▶ _Stated exercise_: Find the lines below that contain the string "nbsp". Copy each one.

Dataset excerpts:
╭──

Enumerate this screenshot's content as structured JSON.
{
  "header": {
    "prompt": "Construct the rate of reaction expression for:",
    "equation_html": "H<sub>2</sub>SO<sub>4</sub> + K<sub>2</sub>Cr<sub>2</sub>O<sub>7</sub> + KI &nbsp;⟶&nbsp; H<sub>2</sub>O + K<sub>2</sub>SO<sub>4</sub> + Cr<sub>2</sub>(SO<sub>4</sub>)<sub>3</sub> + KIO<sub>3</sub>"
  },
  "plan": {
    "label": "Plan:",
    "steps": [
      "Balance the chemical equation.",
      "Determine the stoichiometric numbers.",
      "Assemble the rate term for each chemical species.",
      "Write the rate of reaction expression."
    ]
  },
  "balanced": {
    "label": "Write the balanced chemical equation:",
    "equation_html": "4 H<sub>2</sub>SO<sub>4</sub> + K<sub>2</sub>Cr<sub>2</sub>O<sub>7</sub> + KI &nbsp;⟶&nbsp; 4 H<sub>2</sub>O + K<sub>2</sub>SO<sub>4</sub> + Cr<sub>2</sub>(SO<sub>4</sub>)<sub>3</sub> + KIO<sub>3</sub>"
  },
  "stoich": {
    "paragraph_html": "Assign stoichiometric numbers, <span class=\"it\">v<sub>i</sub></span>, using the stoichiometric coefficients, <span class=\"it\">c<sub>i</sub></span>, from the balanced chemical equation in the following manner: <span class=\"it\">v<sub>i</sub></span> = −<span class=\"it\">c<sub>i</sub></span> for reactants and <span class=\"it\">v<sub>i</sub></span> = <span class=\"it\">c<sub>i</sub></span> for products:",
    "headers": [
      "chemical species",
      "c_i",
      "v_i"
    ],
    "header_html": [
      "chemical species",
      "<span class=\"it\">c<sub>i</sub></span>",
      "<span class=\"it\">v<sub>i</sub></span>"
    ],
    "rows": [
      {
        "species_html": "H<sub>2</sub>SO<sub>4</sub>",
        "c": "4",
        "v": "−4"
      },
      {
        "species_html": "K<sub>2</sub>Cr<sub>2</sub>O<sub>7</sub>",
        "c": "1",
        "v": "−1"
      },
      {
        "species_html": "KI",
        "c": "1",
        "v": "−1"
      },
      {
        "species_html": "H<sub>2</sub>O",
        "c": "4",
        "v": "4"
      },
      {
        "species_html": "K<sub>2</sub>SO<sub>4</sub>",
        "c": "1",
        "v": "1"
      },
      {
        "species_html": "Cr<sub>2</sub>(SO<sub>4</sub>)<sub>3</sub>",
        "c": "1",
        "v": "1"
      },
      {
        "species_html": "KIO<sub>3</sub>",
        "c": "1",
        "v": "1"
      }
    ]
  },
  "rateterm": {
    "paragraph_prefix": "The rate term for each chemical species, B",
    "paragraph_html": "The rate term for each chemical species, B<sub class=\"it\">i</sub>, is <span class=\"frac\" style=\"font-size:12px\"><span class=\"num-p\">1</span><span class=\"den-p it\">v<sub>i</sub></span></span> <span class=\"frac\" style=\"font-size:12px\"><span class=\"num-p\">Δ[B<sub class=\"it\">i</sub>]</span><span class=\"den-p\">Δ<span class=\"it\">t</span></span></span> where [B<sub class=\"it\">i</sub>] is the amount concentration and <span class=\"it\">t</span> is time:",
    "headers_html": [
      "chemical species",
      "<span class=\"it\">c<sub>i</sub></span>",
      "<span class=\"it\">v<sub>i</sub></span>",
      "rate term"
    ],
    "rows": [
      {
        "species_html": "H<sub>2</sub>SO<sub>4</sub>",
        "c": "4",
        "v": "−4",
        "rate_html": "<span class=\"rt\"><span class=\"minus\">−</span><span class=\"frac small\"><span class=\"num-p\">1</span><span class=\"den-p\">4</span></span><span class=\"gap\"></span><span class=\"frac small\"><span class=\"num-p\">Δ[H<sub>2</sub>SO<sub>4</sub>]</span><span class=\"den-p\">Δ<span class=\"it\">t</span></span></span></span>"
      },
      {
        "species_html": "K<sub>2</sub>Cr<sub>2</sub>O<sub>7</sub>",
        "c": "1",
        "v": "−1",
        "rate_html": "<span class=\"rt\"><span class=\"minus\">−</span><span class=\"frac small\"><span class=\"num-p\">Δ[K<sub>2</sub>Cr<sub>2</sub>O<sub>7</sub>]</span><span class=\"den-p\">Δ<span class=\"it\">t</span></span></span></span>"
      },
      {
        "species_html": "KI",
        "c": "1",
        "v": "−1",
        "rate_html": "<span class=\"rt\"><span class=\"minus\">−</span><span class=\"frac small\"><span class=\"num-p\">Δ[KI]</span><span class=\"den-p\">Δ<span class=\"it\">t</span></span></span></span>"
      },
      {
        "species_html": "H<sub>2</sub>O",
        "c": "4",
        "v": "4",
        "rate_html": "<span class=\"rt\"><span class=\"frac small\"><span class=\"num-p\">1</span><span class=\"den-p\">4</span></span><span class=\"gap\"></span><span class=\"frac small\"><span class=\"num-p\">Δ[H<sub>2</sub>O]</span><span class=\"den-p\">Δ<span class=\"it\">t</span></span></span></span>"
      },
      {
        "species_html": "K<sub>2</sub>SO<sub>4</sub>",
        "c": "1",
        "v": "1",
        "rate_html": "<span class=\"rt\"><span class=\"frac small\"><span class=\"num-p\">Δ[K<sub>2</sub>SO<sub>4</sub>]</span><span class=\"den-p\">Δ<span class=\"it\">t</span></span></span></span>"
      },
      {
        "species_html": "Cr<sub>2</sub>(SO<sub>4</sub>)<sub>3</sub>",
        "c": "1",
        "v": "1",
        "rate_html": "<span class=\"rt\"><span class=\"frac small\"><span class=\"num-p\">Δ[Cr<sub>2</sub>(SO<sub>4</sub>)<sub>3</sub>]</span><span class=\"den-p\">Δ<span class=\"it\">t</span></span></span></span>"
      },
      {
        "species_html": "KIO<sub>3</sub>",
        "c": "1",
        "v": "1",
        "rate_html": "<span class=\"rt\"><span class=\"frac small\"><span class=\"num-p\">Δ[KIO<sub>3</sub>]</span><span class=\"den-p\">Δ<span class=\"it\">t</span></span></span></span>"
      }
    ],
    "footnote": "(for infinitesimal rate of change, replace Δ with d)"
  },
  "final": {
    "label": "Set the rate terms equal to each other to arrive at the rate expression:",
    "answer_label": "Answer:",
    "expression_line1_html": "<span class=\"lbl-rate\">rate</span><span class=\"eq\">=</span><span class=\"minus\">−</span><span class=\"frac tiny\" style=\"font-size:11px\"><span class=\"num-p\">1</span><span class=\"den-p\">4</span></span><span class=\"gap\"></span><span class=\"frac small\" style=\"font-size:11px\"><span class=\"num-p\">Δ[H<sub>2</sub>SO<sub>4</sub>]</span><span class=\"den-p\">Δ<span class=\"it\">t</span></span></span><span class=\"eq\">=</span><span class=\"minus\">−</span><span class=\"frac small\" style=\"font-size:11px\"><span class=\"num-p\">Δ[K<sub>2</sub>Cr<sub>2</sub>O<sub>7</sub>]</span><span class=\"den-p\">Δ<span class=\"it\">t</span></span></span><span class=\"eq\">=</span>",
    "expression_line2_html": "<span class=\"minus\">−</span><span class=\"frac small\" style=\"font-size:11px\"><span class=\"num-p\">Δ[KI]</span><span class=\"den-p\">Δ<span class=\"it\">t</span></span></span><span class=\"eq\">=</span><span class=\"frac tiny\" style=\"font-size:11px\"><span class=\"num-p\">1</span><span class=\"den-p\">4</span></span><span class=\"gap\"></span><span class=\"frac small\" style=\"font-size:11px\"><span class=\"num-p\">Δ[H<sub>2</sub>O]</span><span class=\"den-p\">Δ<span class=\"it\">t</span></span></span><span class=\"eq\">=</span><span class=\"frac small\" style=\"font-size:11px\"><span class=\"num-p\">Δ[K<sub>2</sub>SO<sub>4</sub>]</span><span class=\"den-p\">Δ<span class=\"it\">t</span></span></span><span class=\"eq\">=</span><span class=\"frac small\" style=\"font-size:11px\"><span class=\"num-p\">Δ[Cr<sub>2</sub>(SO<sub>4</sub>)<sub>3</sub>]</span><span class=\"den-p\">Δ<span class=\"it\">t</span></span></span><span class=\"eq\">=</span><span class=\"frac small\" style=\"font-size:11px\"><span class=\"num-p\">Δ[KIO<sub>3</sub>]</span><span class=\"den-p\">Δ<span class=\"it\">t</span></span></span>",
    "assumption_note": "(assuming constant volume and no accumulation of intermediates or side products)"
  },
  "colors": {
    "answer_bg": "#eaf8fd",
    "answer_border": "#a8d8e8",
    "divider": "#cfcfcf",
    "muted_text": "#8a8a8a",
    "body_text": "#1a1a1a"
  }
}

╰──

▶ _Task result_:
    "equation_html": "H<sub>2</sub>SO<sub>4</sub> + K<sub>2</sub>Cr<sub>2</sub>O<sub>7</sub> + KI &nbsp;⟶&nbsp; H<sub>2</sub>O + K<sub>2</sub>SO<sub>4</sub> + Cr<sub>2</sub>(SO<sub>4</sub>)<sub>3</sub> + KIO<sub>3</sub>"
    "equation_html": "4 H<sub>2</sub>SO<sub>4</sub> + K<sub>2</sub>Cr<sub>2</sub>O<sub>7</sub> + KI &nbsp;⟶&nbsp; 4 H<sub>2</sub>O + K<sub>2</sub>SO<sub>4</sub> + Cr<sub>2</sub>(SO<sub>4</sub>)<sub>3</sub> + KIO<sub>3</sub>"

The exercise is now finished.